_What you will do_. Rewrite the data below, swapping every occurrence of "flag-stripe" for "flag-band" and leaving all else unchanged.

--------------------------------------------------

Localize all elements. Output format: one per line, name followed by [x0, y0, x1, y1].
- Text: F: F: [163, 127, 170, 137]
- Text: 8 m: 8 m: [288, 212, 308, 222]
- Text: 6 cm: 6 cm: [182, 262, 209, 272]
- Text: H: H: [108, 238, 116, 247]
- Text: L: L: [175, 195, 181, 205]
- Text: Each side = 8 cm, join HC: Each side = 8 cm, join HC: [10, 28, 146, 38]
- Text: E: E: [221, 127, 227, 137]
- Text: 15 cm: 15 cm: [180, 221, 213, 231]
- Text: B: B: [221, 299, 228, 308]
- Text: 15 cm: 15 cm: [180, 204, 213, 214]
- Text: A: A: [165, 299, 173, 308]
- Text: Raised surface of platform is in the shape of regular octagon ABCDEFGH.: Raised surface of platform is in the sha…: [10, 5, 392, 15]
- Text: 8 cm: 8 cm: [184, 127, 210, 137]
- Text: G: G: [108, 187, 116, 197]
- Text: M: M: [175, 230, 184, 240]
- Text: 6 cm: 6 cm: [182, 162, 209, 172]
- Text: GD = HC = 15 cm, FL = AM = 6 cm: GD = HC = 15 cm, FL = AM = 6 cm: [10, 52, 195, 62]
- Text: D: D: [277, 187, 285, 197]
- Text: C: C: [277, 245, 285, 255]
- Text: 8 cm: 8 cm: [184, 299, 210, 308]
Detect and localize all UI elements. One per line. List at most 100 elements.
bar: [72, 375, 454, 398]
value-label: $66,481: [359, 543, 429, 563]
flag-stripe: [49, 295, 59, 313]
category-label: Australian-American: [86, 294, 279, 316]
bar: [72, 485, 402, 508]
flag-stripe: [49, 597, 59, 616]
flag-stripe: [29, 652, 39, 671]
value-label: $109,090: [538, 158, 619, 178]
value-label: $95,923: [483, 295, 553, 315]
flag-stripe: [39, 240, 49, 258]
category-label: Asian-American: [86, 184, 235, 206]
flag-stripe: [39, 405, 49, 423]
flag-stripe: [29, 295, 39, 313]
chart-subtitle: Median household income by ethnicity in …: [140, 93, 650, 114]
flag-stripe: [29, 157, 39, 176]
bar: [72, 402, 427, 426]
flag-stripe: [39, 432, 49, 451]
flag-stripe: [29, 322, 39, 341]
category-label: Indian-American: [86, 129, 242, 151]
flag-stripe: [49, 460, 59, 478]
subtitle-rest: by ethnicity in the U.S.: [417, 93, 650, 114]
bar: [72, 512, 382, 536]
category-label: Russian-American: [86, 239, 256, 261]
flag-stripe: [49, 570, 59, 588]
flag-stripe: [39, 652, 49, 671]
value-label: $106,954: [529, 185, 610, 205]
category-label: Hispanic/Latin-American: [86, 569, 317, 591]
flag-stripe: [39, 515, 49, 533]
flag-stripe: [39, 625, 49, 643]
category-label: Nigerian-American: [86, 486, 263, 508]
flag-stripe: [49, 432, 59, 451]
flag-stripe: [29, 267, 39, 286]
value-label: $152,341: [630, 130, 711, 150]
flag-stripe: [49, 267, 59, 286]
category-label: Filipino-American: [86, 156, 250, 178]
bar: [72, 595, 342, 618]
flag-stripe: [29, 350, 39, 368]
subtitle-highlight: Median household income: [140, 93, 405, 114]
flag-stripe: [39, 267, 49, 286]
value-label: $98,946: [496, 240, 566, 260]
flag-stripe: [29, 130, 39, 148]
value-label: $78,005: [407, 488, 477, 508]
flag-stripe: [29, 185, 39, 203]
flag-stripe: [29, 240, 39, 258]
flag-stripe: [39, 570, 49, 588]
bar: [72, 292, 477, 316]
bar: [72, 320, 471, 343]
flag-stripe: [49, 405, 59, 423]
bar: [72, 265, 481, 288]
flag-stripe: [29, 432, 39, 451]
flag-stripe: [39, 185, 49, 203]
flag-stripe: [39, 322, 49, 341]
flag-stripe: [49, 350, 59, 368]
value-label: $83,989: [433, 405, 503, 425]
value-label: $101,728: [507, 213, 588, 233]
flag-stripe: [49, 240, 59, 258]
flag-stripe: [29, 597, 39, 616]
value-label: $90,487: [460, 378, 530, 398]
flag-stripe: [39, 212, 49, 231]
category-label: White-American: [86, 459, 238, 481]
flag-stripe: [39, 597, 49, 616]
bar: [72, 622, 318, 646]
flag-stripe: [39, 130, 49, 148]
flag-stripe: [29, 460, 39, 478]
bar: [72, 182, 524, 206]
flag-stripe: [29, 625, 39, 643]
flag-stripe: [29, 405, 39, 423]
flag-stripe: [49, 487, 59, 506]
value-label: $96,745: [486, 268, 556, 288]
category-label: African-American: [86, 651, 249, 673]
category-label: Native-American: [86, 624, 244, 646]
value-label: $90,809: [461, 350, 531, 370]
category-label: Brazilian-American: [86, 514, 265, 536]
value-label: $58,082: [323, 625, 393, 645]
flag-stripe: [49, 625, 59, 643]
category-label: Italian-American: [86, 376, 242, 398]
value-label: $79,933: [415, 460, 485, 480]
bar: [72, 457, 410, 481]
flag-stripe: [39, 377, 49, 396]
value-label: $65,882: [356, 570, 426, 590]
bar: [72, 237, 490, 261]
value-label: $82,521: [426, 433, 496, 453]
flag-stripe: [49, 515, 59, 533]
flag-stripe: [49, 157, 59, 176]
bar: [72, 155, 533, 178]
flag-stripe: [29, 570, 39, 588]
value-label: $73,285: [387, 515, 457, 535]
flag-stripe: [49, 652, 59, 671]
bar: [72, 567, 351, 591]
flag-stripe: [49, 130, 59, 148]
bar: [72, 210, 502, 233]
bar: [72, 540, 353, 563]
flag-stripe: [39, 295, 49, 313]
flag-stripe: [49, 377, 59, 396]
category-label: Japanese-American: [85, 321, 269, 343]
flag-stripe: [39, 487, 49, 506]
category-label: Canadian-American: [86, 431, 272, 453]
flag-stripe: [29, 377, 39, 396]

--------------------------------------------------

_Answer_.
Localize all elements. Output format: one per line, name followed by [x0, y0, x1, y1].
- Text: F: F: [163, 127, 170, 137]
- Text: 8 m: 8 m: [288, 212, 308, 222]
- Text: 6 cm: 6 cm: [182, 262, 209, 272]
- Text: H: H: [108, 238, 116, 247]
- Text: L: L: [175, 195, 181, 205]
- Text: Each side = 8 cm, join HC: Each side = 8 cm, join HC: [10, 28, 146, 38]
- Text: E: E: [221, 127, 227, 137]
- Text: 15 cm: 15 cm: [180, 221, 213, 231]
- Text: B: B: [221, 299, 228, 308]
- Text: 15 cm: 15 cm: [180, 204, 213, 214]
- Text: A: A: [165, 299, 173, 308]
- Text: Raised surface of platform is in the shape of regular octagon ABCDEFGH.: Raised surface of platform is in the sha…: [10, 5, 392, 15]
- Text: 8 cm: 8 cm: [184, 127, 210, 137]
- Text: G: G: [108, 187, 116, 197]
- Text: M: M: [175, 230, 184, 240]
- Text: 6 cm: 6 cm: [182, 162, 209, 172]
- Text: GD = HC = 15 cm, FL = AM = 6 cm: GD = HC = 15 cm, FL = AM = 6 cm: [10, 52, 195, 62]
- Text: D: D: [277, 187, 285, 197]
- Text: C: C: [277, 245, 285, 255]
- Text: 8 cm: 8 cm: [184, 299, 210, 308]
Detect and localize all UI elements. One per line. List at most 100 elements.
bar: [72, 375, 454, 398]
value-label: $66,481: [359, 543, 429, 563]
flag-band: [49, 295, 59, 313]
category-label: Australian-American: [86, 294, 279, 316]
bar: [72, 485, 402, 508]
flag-band: [49, 597, 59, 616]
flag-band: [29, 652, 39, 671]
value-label: $109,090: [538, 158, 619, 178]
value-label: $95,923: [483, 295, 553, 315]
flag-band: [39, 240, 49, 258]
category-label: Asian-American: [86, 184, 235, 206]
flag-band: [39, 405, 49, 423]
flag-band: [29, 295, 39, 313]
chart-subtitle: Median household income by ethnicity in …: [140, 93, 650, 114]
flag-band: [29, 157, 39, 176]
bar: [72, 402, 427, 426]
flag-band: [39, 432, 49, 451]
flag-band: [29, 322, 39, 341]
category-label: Indian-American: [86, 129, 242, 151]
flag-band: [49, 460, 59, 478]
subtitle-rest: by ethnicity in the U.S.: [417, 93, 650, 114]
bar: [72, 512, 382, 536]
category-label: Russian-American: [86, 239, 256, 261]
flag-band: [49, 570, 59, 588]
flag-band: [39, 652, 49, 671]
value-label: $106,954: [529, 185, 610, 205]
category-label: Hispanic/Latin-American: [86, 569, 317, 591]
flag-band: [39, 515, 49, 533]
flag-band: [39, 625, 49, 643]
category-label: Nigerian-American: [86, 486, 263, 508]
flag-band: [49, 432, 59, 451]
flag-band: [29, 267, 39, 286]
value-label: $152,341: [630, 130, 711, 150]
flag-band: [49, 267, 59, 286]
category-label: Filipino-American: [86, 156, 250, 178]
bar: [72, 595, 342, 618]
flag-band: [29, 350, 39, 368]
subtitle-highlight: Median household income: [140, 93, 405, 114]
flag-band: [39, 267, 49, 286]
value-label: $98,946: [496, 240, 566, 260]
flag-band: [29, 130, 39, 148]
value-label: $78,005: [407, 488, 477, 508]
flag-band: [29, 185, 39, 203]
flag-band: [29, 240, 39, 258]
flag-band: [39, 570, 49, 588]
bar: [72, 292, 477, 316]
bar: [72, 320, 471, 343]
flag-band: [49, 405, 59, 423]
bar: [72, 265, 481, 288]
flag-band: [29, 432, 39, 451]
flag-band: [39, 185, 49, 203]
flag-band: [39, 322, 49, 341]
flag-band: [49, 350, 59, 368]
value-label: $83,989: [433, 405, 503, 425]
value-label: $101,728: [507, 213, 588, 233]
flag-band: [49, 240, 59, 258]
flag-band: [29, 597, 39, 616]
value-label: $90,487: [460, 378, 530, 398]
flag-band: [39, 212, 49, 231]
category-label: White-American: [86, 459, 238, 481]
flag-band: [39, 597, 49, 616]
bar: [72, 622, 318, 646]
flag-band: [39, 130, 49, 148]
flag-band: [29, 460, 39, 478]
bar: [72, 182, 524, 206]
flag-band: [29, 625, 39, 643]
flag-band: [29, 405, 39, 423]
flag-band: [49, 487, 59, 506]
value-label: $96,745: [486, 268, 556, 288]
category-label: African-American: [86, 651, 249, 673]
category-label: Native-American: [86, 624, 244, 646]
value-label: $90,809: [461, 350, 531, 370]
category-label: Brazilian-American: [86, 514, 265, 536]
value-label: $58,082: [323, 625, 393, 645]
flag-band: [49, 625, 59, 643]
category-label: Italian-American: [86, 376, 242, 398]
value-label: $79,933: [415, 460, 485, 480]
bar: [72, 457, 410, 481]
flag-band: [39, 377, 49, 396]
value-label: $65,882: [356, 570, 426, 590]
bar: [72, 237, 490, 261]
value-label: $82,521: [426, 433, 496, 453]
flag-band: [49, 515, 59, 533]
flag-band: [49, 157, 59, 176]
bar: [72, 155, 533, 178]
flag-band: [29, 570, 39, 588]
value-label: $73,285: [387, 515, 457, 535]
flag-band: [49, 652, 59, 671]
bar: [72, 567, 351, 591]
flag-band: [49, 130, 59, 148]
bar: [72, 210, 502, 233]
bar: [72, 540, 353, 563]
flag-band: [39, 295, 49, 313]
flag-band: [49, 377, 59, 396]
category-label: Japanese-American: [85, 321, 269, 343]
flag-band: [39, 487, 49, 506]
category-label: Canadian-American: [86, 431, 272, 453]
flag-band: [29, 377, 39, 396]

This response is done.